_DATA LINES_:
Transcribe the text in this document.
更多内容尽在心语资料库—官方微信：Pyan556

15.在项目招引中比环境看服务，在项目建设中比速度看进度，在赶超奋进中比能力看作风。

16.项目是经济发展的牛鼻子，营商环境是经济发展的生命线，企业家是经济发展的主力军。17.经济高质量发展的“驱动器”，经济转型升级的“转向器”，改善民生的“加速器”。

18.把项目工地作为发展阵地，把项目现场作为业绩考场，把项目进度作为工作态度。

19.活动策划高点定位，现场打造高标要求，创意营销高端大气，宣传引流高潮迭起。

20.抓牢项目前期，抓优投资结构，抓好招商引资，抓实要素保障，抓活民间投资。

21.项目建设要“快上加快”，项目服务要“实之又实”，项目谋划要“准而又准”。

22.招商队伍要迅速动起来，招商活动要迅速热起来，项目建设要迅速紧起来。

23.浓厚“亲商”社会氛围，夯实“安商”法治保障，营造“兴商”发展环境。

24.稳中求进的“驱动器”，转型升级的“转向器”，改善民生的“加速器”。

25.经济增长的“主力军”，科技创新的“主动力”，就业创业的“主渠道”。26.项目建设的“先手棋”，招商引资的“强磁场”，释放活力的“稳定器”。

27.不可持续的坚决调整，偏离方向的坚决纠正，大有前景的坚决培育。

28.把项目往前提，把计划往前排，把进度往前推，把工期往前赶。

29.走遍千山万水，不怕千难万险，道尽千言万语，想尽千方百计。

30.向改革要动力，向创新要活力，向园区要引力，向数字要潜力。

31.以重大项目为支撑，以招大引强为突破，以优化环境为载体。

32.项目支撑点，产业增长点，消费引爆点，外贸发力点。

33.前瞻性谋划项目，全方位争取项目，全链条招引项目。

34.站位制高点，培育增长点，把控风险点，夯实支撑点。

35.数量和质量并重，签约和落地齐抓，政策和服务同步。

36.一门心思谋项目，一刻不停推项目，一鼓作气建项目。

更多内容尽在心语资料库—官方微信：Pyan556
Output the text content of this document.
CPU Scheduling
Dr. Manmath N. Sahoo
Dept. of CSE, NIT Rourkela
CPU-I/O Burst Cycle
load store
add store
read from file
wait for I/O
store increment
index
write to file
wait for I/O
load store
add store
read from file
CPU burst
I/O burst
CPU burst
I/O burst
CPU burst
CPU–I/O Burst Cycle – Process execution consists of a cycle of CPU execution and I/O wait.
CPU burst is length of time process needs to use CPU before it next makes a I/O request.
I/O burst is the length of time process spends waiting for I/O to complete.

_SET EXERCISE_:
All of the material above needs to be copied exactly.

_RESPONSE_:
Transcribe the text in this document.
更多内容尽在心语资料库—官方微信：Pyan556

15.在项目招引中比环境看服务，在项目建设中比速度看进度，在赶超奋进中比能力看作风。

16.项目是经济发展的牛鼻子，营商环境是经济发展的生命线，企业家是经济发展的主力军。17.经济高质量发展的“驱动器”，经济转型升级的“转向器”，改善民生的“加速器”。

18.把项目工地作为发展阵地，把项目现场作为业绩考场，把项目进度作为工作态度。

19.活动策划高点定位，现场打造高标要求，创意营销高端大气，宣传引流高潮迭起。

20.抓牢项目前期，抓优投资结构，抓好招商引资，抓实要素保障，抓活民间投资。

21.项目建设要“快上加快”，项目服务要“实之又实”，项目谋划要“准而又准”。

22.招商队伍要迅速动起来，招商活动要迅速热起来，项目建设要迅速紧起来。

23.浓厚“亲商”社会氛围，夯实“安商”法治保障，营造“兴商”发展环境。

24.稳中求进的“驱动器”，转型升级的“转向器”，改善民生的“加速器”。

25.经济增长的“主力军”，科技创新的“主动力”，就业创业的“主渠道”。26.项目建设的“先手棋”，招商引资的“强磁场”，释放活力的“稳定器”。

27.不可持续的坚决调整，偏离方向的坚决纠正，大有前景的坚决培育。

28.把项目往前提，把计划往前排，把进度往前推，把工期往前赶。

29.走遍千山万水，不怕千难万险，道尽千言万语，想尽千方百计。

30.向改革要动力，向创新要活力，向园区要引力，向数字要潜力。

31.以重大项目为支撑，以招大引强为突破，以优化环境为载体。

32.项目支撑点，产业增长点，消费引爆点，外贸发力点。

33.前瞻性谋划项目，全方位争取项目，全链条招引项目。

34.站位制高点，培育增长点，把控风险点，夯实支撑点。

35.数量和质量并重，签约和落地齐抓，政策和服务同步。

36.一门心思谋项目，一刻不停推项目，一鼓作气建项目。

更多内容尽在心语资料库—官方微信：Pyan556
Output the text content of this document.
CPU Scheduling
Dr. Manmath N. Sahoo
Dept. of CSE, NIT Rourkela
CPU-I/O Burst Cycle
load store
add store
read from file
wait for I/O
store increment
index
write to file
wait for I/O
load store
add store
read from file
CPU burst
I/O burst
CPU burst
I/O burst
CPU burst
CPU–I/O Burst Cycle – Process execution consists of a cycle of CPU execution and I/O wait.
CPU burst is length of time process needs to use CPU before it next makes a I/O request.
I/O burst is the length of time process spends waiting for I/O to complete.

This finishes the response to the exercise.